• [SUPPLIED RECORDS]
---

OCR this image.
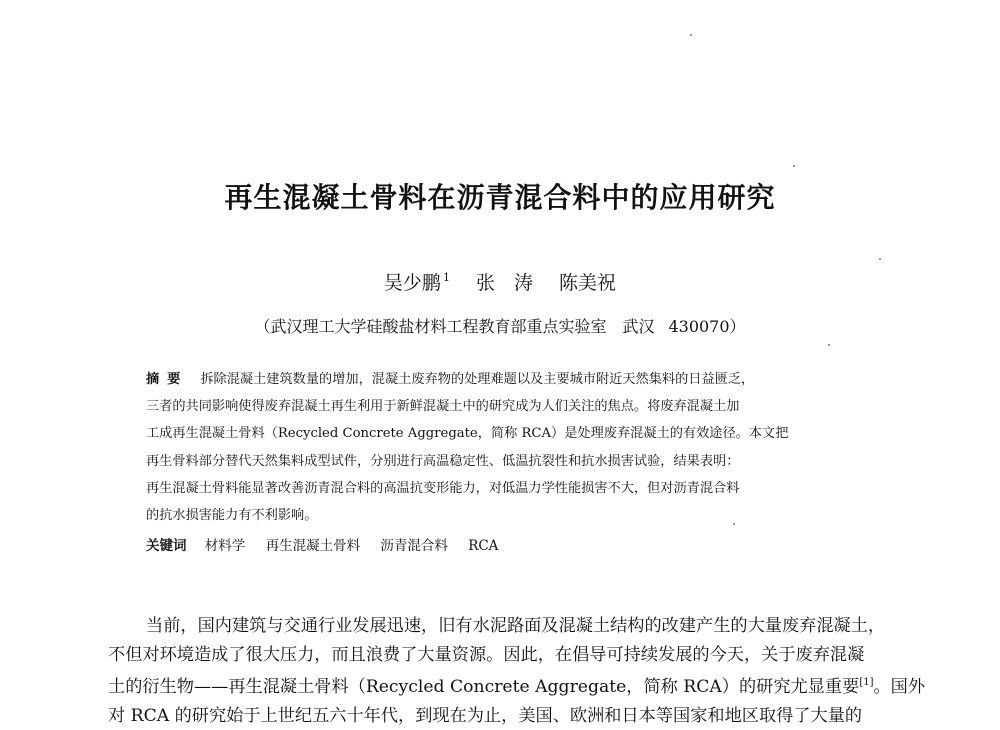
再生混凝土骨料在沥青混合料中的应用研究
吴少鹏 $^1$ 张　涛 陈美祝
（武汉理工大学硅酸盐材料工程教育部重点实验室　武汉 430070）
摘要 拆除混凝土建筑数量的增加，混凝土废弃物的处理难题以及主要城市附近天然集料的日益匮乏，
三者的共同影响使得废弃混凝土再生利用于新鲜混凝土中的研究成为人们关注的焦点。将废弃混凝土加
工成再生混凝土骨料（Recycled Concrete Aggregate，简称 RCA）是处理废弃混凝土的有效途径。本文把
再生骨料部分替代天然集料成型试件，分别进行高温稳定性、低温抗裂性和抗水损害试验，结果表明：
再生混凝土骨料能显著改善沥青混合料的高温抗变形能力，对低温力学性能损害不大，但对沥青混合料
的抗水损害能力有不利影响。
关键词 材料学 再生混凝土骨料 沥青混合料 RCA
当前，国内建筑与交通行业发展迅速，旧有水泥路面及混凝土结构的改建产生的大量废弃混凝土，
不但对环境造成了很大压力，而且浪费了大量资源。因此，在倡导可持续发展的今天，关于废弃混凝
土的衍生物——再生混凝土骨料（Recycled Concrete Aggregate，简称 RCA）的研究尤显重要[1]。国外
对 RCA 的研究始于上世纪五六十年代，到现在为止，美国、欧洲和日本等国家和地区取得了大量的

---

• [WHAT IS EXPECTED] Print each record exactly as it stands, leaving the images out.

• [FULL SOLUTION]
OCR this image.
再生混凝土骨料在沥青混合料中的应用研究
吴少鹏 $^1$ 张　涛 陈美祝
（武汉理工大学硅酸盐材料工程教育部重点实验室　武汉 430070）
摘要 拆除混凝土建筑数量的增加，混凝土废弃物的处理难题以及主要城市附近天然集料的日益匮乏，
三者的共同影响使得废弃混凝土再生利用于新鲜混凝土中的研究成为人们关注的焦点。将废弃混凝土加
工成再生混凝土骨料（Recycled Concrete Aggregate，简称 RCA）是处理废弃混凝土的有效途径。本文把
再生骨料部分替代天然集料成型试件，分别进行高温稳定性、低温抗裂性和抗水损害试验，结果表明：
再生混凝土骨料能显著改善沥青混合料的高温抗变形能力，对低温力学性能损害不大，但对沥青混合料
的抗水损害能力有不利影响。
关键词 材料学 再生混凝土骨料 沥青混合料 RCA
当前，国内建筑与交通行业发展迅速，旧有水泥路面及混凝土结构的改建产生的大量废弃混凝土，
不但对环境造成了很大压力，而且浪费了大量资源。因此，在倡导可持续发展的今天，关于废弃混凝
土的衍生物——再生混凝土骨料（Recycled Concrete Aggregate，简称 RCA）的研究尤显重要[1]。国外
对 RCA 的研究始于上世纪五六十年代，到现在为止，美国、欧洲和日本等国家和地区取得了大量的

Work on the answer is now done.